Print every entry exactly as written.

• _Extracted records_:

## START

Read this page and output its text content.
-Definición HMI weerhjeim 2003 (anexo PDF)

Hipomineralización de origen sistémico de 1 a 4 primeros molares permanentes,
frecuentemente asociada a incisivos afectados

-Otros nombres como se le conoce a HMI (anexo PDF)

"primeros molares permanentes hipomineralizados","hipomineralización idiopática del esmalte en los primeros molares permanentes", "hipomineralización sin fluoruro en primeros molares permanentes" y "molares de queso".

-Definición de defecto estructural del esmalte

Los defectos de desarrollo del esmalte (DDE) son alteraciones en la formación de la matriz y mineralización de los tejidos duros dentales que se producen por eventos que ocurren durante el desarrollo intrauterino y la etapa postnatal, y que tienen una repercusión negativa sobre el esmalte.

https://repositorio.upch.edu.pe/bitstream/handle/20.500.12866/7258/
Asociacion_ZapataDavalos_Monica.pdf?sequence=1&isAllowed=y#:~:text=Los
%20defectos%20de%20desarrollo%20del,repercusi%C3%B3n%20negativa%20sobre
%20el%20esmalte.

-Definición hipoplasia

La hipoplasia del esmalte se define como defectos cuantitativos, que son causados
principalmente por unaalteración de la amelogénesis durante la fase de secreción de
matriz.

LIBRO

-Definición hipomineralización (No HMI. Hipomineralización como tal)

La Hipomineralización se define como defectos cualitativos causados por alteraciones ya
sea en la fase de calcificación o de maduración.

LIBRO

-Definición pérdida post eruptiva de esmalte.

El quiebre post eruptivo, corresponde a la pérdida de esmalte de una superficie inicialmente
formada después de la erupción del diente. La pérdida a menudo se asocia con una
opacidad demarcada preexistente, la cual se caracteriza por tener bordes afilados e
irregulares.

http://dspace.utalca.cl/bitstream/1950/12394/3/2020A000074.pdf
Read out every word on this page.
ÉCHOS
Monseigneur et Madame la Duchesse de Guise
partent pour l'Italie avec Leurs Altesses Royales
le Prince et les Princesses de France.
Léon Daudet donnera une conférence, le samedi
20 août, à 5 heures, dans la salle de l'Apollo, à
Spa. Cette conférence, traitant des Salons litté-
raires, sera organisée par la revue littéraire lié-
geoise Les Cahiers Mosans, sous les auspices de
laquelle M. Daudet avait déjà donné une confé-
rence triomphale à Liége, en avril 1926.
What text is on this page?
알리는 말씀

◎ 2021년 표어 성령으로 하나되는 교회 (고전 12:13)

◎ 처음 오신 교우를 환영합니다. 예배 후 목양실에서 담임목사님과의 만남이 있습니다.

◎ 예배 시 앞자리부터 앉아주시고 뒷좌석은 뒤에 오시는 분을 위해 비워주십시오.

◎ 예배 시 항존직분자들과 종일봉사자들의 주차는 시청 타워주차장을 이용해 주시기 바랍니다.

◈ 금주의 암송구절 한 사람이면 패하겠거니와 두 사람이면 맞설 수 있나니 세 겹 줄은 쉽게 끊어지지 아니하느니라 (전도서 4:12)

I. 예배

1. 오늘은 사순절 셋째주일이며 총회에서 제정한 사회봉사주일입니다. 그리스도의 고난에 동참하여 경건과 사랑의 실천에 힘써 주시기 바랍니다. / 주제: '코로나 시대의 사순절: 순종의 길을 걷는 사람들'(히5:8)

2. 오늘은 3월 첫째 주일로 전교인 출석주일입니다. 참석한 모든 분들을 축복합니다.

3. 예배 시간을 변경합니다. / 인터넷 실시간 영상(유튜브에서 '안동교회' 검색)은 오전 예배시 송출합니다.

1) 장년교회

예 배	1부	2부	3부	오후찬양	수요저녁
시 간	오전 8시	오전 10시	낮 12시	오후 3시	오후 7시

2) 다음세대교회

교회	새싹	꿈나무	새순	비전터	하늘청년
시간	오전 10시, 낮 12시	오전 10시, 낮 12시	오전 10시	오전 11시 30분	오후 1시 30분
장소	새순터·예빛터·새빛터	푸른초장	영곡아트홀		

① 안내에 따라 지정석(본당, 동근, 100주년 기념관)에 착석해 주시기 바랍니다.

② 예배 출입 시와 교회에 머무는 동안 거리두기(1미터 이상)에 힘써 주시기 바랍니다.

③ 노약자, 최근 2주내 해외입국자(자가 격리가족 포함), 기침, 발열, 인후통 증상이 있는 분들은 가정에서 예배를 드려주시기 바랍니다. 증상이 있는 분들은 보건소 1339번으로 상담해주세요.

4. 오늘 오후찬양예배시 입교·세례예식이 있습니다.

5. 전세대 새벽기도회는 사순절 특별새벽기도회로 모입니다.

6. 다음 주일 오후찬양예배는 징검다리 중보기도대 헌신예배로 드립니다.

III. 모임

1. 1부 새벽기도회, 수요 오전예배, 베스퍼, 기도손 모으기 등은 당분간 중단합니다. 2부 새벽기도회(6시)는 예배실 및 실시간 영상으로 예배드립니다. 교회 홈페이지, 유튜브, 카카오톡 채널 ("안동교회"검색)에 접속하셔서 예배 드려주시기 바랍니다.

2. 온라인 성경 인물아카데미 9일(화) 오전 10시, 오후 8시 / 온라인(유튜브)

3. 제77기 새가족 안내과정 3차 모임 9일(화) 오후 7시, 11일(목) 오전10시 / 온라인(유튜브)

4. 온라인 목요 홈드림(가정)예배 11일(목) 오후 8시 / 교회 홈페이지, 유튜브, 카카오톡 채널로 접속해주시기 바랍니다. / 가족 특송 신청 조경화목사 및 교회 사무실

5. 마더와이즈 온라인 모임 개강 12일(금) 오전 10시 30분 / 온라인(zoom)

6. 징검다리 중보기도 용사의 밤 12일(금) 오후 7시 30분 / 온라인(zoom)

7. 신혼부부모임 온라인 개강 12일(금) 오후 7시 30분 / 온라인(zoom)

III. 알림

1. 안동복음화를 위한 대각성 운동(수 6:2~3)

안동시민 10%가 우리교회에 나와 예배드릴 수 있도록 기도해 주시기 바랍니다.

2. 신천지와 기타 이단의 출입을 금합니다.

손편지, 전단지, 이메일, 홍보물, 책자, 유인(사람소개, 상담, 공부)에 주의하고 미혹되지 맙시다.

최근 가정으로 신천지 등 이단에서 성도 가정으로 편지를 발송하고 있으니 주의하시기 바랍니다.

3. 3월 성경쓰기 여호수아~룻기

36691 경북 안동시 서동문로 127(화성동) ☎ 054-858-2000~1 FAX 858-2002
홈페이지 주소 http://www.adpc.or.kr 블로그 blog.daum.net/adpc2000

## END

• _The output_:
Read this page and output its text content.
-Definición HMI weerhjeim 2003 (anexo PDF)

Hipomineralización de origen sistémico de 1 a 4 primeros molares permanentes,
frecuentemente asociada a incisivos afectados

-Otros nombres como se le conoce a HMI (anexo PDF)

"primeros molares permanentes hipomineralizados","hipomineralización idiopática del esmalte en los primeros molares permanentes", "hipomineralización sin fluoruro en primeros molares permanentes" y "molares de queso".

-Definición de defecto estructural del esmalte

Los defectos de desarrollo del esmalte (DDE) son alteraciones en la formación de la matriz y mineralización de los tejidos duros dentales que se producen por eventos que ocurren durante el desarrollo intrauterino y la etapa postnatal, y que tienen una repercusión negativa sobre el esmalte.

https://repositorio.upch.edu.pe/bitstream/handle/20.500.12866/7258/
Asociacion_ZapataDavalos_Monica.pdf?sequence=1&isAllowed=y#:~:text=Los
%20defectos%20de%20desarrollo%20del,repercusi%C3%B3n%20negativa%20sobre
%20el%20esmalte.

-Definición hipoplasia

La hipoplasia del esmalte se define como defectos cuantitativos, que son causados
principalmente por unaalteración de la amelogénesis durante la fase de secreción de
matriz.

LIBRO

-Definición hipomineralización (No HMI. Hipomineralización como tal)

La Hipomineralización se define como defectos cualitativos causados por alteraciones ya
sea en la fase de calcificación o de maduración.

LIBRO

-Definición pérdida post eruptiva de esmalte.

El quiebre post eruptivo, corresponde a la pérdida de esmalte de una superficie inicialmente
formada después de la erupción del diente. La pérdida a menudo se asocia con una
opacidad demarcada preexistente, la cual se caracteriza por tener bordes afilados e
irregulares.

http://dspace.utalca.cl/bitstream/1950/12394/3/2020A000074.pdf
Read out every word on this page.
ÉCHOS
Monseigneur et Madame la Duchesse de Guise
partent pour l'Italie avec Leurs Altesses Royales
le Prince et les Princesses de France.
Léon Daudet donnera une conférence, le samedi
20 août, à 5 heures, dans la salle de l'Apollo, à
Spa. Cette conférence, traitant des Salons litté-
raires, sera organisée par la revue littéraire lié-
geoise Les Cahiers Mosans, sous les auspices de
laquelle M. Daudet avait déjà donné une confé-
rence triomphale à Liége, en avril 1926.
What text is on this page?
알리는 말씀

◎ 2021년 표어 성령으로 하나되는 교회 (고전 12:13)

◎ 처음 오신 교우를 환영합니다. 예배 후 목양실에서 담임목사님과의 만남이 있습니다.

◎ 예배 시 앞자리부터 앉아주시고 뒷좌석은 뒤에 오시는 분을 위해 비워주십시오.

◎ 예배 시 항존직분자들과 종일봉사자들의 주차는 시청 타워주차장을 이용해 주시기 바랍니다.

◈ 금주의 암송구절 한 사람이면 패하겠거니와 두 사람이면 맞설 수 있나니 세 겹 줄은 쉽게 끊어지지 아니하느니라 (전도서 4:12)

I. 예배

1. 오늘은 사순절 셋째주일이며 총회에서 제정한 사회봉사주일입니다. 그리스도의 고난에 동참하여 경건과 사랑의 실천에 힘써 주시기 바랍니다. / 주제: '코로나 시대의 사순절: 순종의 길을 걷는 사람들'(히5:8)

2. 오늘은 3월 첫째 주일로 전교인 출석주일입니다. 참석한 모든 분들을 축복합니다.

3. 예배 시간을 변경합니다. / 인터넷 실시간 영상(유튜브에서 '안동교회' 검색)은 오전 예배시 송출합니다.

1) 장년교회

예 배	1부	2부	3부	오후찬양	수요저녁
시 간	오전 8시	오전 10시	낮 12시	오후 3시	오후 7시

2) 다음세대교회

교회	새싹	꿈나무	새순	비전터	하늘청년
시간	오전 10시, 낮 12시	오전 10시, 낮 12시	오전 10시	오전 11시 30분	오후 1시 30분
장소	새순터·예빛터·새빛터	푸른초장	영곡아트홀		

① 안내에 따라 지정석(본당, 동근, 100주년 기념관)에 착석해 주시기 바랍니다.

② 예배 출입 시와 교회에 머무는 동안 거리두기(1미터 이상)에 힘써 주시기 바랍니다.

③ 노약자, 최근 2주내 해외입국자(자가 격리가족 포함), 기침, 발열, 인후통 증상이 있는 분들은 가정에서 예배를 드려주시기 바랍니다. 증상이 있는 분들은 보건소 1339번으로 상담해주세요.

4. 오늘 오후찬양예배시 입교·세례예식이 있습니다.

5. 전세대 새벽기도회는 사순절 특별새벽기도회로 모입니다.

6. 다음 주일 오후찬양예배는 징검다리 중보기도대 헌신예배로 드립니다.

III. 모임

1. 1부 새벽기도회, 수요 오전예배, 베스퍼, 기도손 모으기 등은 당분간 중단합니다. 2부 새벽기도회(6시)는 예배실 및 실시간 영상으로 예배드립니다. 교회 홈페이지, 유튜브, 카카오톡 채널 ("안동교회"검색)에 접속하셔서 예배 드려주시기 바랍니다.

2. 온라인 성경 인물아카데미 9일(화) 오전 10시, 오후 8시 / 온라인(유튜브)

3. 제77기 새가족 안내과정 3차 모임 9일(화) 오후 7시, 11일(목) 오전10시 / 온라인(유튜브)

4. 온라인 목요 홈드림(가정)예배 11일(목) 오후 8시 / 교회 홈페이지, 유튜브, 카카오톡 채널로 접속해주시기 바랍니다. / 가족 특송 신청 조경화목사 및 교회 사무실

5. 마더와이즈 온라인 모임 개강 12일(금) 오전 10시 30분 / 온라인(zoom)

6. 징검다리 중보기도 용사의 밤 12일(금) 오후 7시 30분 / 온라인(zoom)

7. 신혼부부모임 온라인 개강 12일(금) 오후 7시 30분 / 온라인(zoom)

III. 알림

1. 안동복음화를 위한 대각성 운동(수 6:2~3)

안동시민 10%가 우리교회에 나와 예배드릴 수 있도록 기도해 주시기 바랍니다.

2. 신천지와 기타 이단의 출입을 금합니다.

손편지, 전단지, 이메일, 홍보물, 책자, 유인(사람소개, 상담, 공부)에 주의하고 미혹되지 맙시다.

최근 가정으로 신천지 등 이단에서 성도 가정으로 편지를 발송하고 있으니 주의하시기 바랍니다.

3. 3월 성경쓰기 여호수아~룻기

36691 경북 안동시 서동문로 127(화성동) ☎ 054-858-2000~1 FAX 858-2002
홈페이지 주소 http://www.adpc.or.kr 블로그 blog.daum.net/adpc2000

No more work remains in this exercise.